start SELECTION

My buddy Dan and I were fishing off the lava rocks in Kona, Hawaii, this summer and caught all kinds of different reef fish that we were able to identify after looking at pictures online and local fish-identification charts available on the island. But this one we couldn’t find anywhere. It looks like some type of triggerfish or unicorn fish, but none of them were this color nor had the spike pointing straight up. I saw one that looked like this washed up on the Pacific shore in Cabo San Lucas many years ago. Can you tell us what it is?
Frank Gouveia, Pleasanton, California
It’s no surprise you found this one hard to identify, Frank, because it appears you were lucky enough to catch an unusually pale, color-reversed specimen of barred filefish, Cantherhines dumerilii. Also known as the yelloweye filefish, the more colorful adult males of this species are usually a dark-gray color in the body, with several lighter vertical bars along the flanks that contrast with their translucent yellow dorsal and anal fins and the striking yellow/orange tail. On the other hand, juveniles of this species can be almost black but are covered in many small white dots. Barred filefish grow only to around 15 inches long. They occur widely throughout the tropical Indo-Pacific from Mauritius in the Indian Ocean and across the Pacific from Hawaii to Japan, and as far east as the west coasts of Colombia and Panama. They’re bottom grazers usually encountered in pairs (one male, one female) at depths of 12 to 100 feet around tropical islands. The species feeds mainly on the tips of branching corals when available, but lucky anglers have a chance of encountering them when they switch to other invertebrate prey such as mollusks (as well as sponges and bryozoans).
— Ben Diggles
While deep-dropping in about 1,000 feet of water off Exuma, Bahamas, we caught pomfret on two successive drops. Both times they came off the bottom easily, but about midway up, there was violent action on the rod as if hit by a shark. It was the pomfret making its last run — strong! They came up dead. We thought this might be a sickle pomfret. Can you identify the species?

end SELECTION
start DATASET CONTENT

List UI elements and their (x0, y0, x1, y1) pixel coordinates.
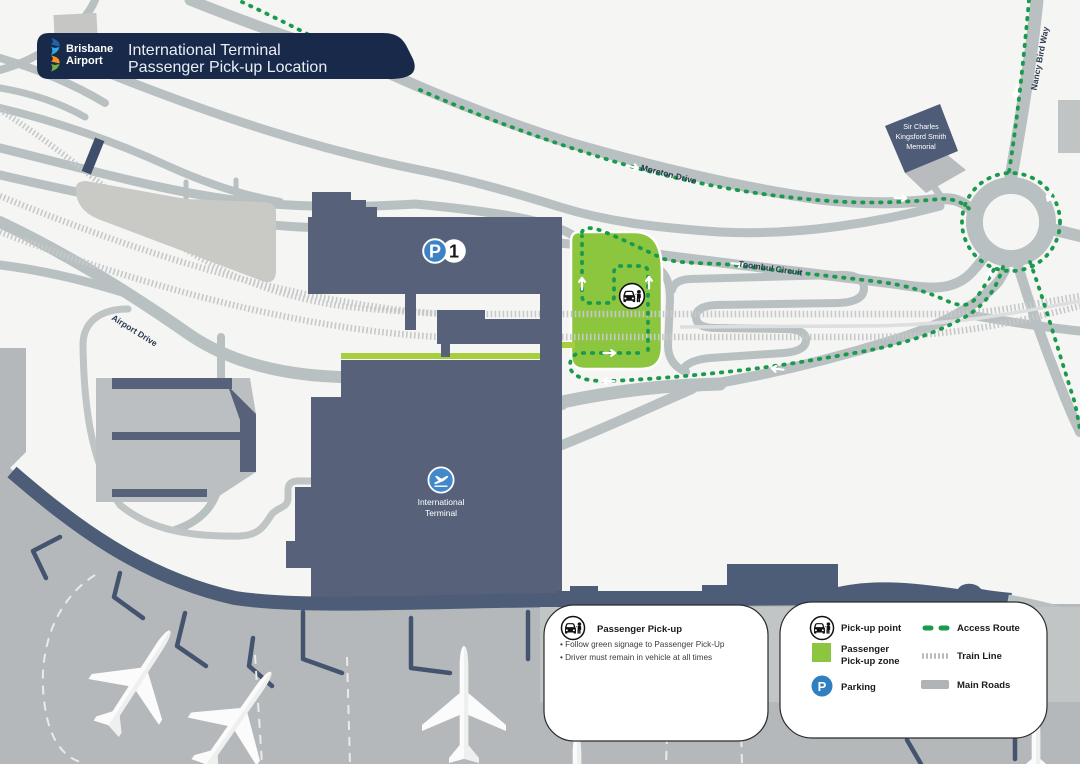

end DATASET CONTENT

→ STATED GOAL 1:
In the fish-identification column, what is the maximum length barred filefish reach?
→ STATED GOAL 2:
Continue the fish-identification column after its final sentence.
The lines placed after the text have no connection to it.

→ WRITTEN REPLY 1:
Barred filefish grow only to around 15 inches long.

→ WRITTEN REPLY 2:
Based on color, body shape and the relative sizes of the fish’s fins, your catch is a tropical pomfret, Eumegistus brevorti, one of nine pomfret species known to occur in the western central Atlantic. You asked if it might be a sickle pomfret (Taractichthys steindachneri), but that species inhabits the Indo-Pacific and eastern tropical Pacific regions and has never been reported from the Atlantic. The anal fin of the sickle pomfret is considerably longer than that of comparatively sized tropical pomfret, but both species share a white posterior margin on their caudal fins. The tropical pomfret is found throughout the western central Atlantic from Florida through Brazil, including the Gulf of Mexico and Caribbean Sea. It has been reported to grow to a length of 2 feet, suggesting you caught a couple of particularly large individuals. This pomfret inhabits depths between approximately 1,250 and 4,350 feet, so your catches were shallow for the species. Tropical pomfret are occasionally found in fish markets, where they command a high price. Intel from reliable sources suggests that a high price is justified for this very fine-eating fish.
— Ray Waldner
A Very Long Snout Without a Doubt
I caught this fish off the bottom in 400 feet of water off Jupiter, Florida. It had lots of sharp spines. My fishing partner, who called it an orange roughy, said he has caught several over the years. A Web search told me it’s not an orange roughy, but I couldn’t find anything close to it. Any ideas?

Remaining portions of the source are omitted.